→ INFORMATION GIVEN:
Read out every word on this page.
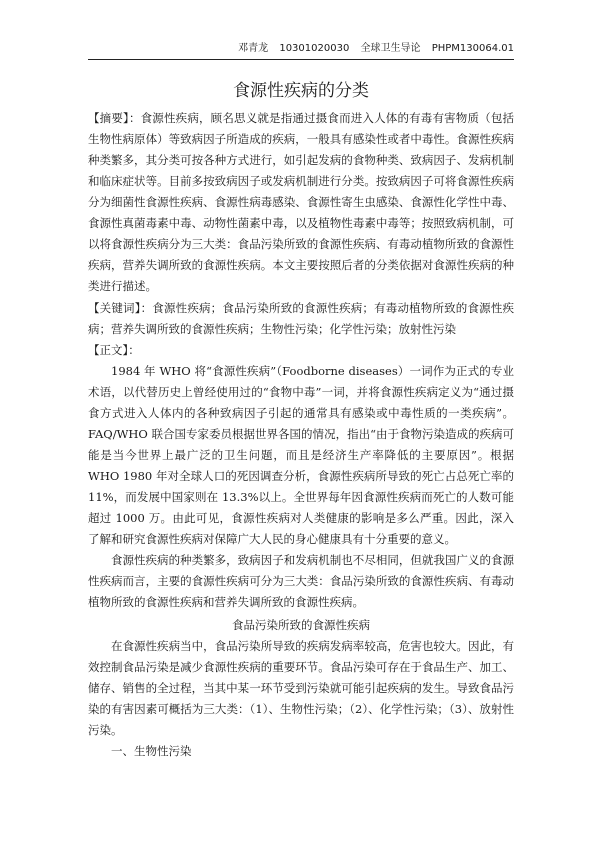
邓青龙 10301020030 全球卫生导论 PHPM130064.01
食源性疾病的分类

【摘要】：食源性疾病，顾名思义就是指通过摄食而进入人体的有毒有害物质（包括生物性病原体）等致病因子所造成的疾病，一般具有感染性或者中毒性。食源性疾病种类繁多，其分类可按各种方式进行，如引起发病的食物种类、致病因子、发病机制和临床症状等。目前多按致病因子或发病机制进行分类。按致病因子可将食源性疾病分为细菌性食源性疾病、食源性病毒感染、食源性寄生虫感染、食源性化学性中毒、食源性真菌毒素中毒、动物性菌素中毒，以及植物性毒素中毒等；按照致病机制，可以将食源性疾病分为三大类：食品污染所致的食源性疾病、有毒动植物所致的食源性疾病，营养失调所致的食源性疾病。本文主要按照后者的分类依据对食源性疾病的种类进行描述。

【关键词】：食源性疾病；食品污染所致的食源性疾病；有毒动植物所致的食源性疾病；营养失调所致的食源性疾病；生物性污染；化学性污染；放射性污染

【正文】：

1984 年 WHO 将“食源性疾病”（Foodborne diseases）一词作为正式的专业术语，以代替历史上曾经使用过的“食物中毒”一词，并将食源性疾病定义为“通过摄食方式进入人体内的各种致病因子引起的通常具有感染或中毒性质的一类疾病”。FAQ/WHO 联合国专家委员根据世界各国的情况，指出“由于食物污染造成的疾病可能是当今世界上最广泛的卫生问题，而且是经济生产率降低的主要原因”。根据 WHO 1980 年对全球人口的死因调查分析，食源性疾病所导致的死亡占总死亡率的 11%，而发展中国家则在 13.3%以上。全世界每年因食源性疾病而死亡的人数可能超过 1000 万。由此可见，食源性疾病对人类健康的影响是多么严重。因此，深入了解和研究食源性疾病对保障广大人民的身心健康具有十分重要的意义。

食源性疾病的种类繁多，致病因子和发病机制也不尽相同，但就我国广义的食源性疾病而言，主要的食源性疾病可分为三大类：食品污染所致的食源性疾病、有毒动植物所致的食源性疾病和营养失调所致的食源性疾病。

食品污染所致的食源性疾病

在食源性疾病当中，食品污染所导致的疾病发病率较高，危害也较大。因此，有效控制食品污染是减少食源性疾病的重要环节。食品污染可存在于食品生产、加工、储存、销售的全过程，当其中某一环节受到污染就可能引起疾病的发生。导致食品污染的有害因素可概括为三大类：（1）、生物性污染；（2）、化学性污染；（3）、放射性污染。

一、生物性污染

→ SET TASK:
Transcribe every line in the entries above, taking out only the images.

→ EXERCISE ANSWER:
Read out every word on this page.
邓青龙 10301020030 全球卫生导论 PHPM130064.01
食源性疾病的分类

【摘要】：食源性疾病，顾名思义就是指通过摄食而进入人体的有毒有害物质（包括生物性病原体）等致病因子所造成的疾病，一般具有感染性或者中毒性。食源性疾病种类繁多，其分类可按各种方式进行，如引起发病的食物种类、致病因子、发病机制和临床症状等。目前多按致病因子或发病机制进行分类。按致病因子可将食源性疾病分为细菌性食源性疾病、食源性病毒感染、食源性寄生虫感染、食源性化学性中毒、食源性真菌毒素中毒、动物性菌素中毒，以及植物性毒素中毒等；按照致病机制，可以将食源性疾病分为三大类：食品污染所致的食源性疾病、有毒动植物所致的食源性疾病，营养失调所致的食源性疾病。本文主要按照后者的分类依据对食源性疾病的种类进行描述。

【关键词】：食源性疾病；食品污染所致的食源性疾病；有毒动植物所致的食源性疾病；营养失调所致的食源性疾病；生物性污染；化学性污染；放射性污染

【正文】：

1984 年 WHO 将“食源性疾病”（Foodborne diseases）一词作为正式的专业术语，以代替历史上曾经使用过的“食物中毒”一词，并将食源性疾病定义为“通过摄食方式进入人体内的各种致病因子引起的通常具有感染或中毒性质的一类疾病”。FAQ/WHO 联合国专家委员根据世界各国的情况，指出“由于食物污染造成的疾病可能是当今世界上最广泛的卫生问题，而且是经济生产率降低的主要原因”。根据 WHO 1980 年对全球人口的死因调查分析，食源性疾病所导致的死亡占总死亡率的 11%，而发展中国家则在 13.3%以上。全世界每年因食源性疾病而死亡的人数可能超过 1000 万。由此可见，食源性疾病对人类健康的影响是多么严重。因此，深入了解和研究食源性疾病对保障广大人民的身心健康具有十分重要的意义。

食源性疾病的种类繁多，致病因子和发病机制也不尽相同，但就我国广义的食源性疾病而言，主要的食源性疾病可分为三大类：食品污染所致的食源性疾病、有毒动植物所致的食源性疾病和营养失调所致的食源性疾病。

食品污染所致的食源性疾病

在食源性疾病当中，食品污染所导致的疾病发病率较高，危害也较大。因此，有效控制食品污染是减少食源性疾病的重要环节。食品污染可存在于食品生产、加工、储存、销售的全过程，当其中某一环节受到污染就可能引起疾病的发生。导致食品污染的有害因素可概括为三大类：（1）、生物性污染；（2）、化学性污染；（3）、放射性污染。

一、生物性污染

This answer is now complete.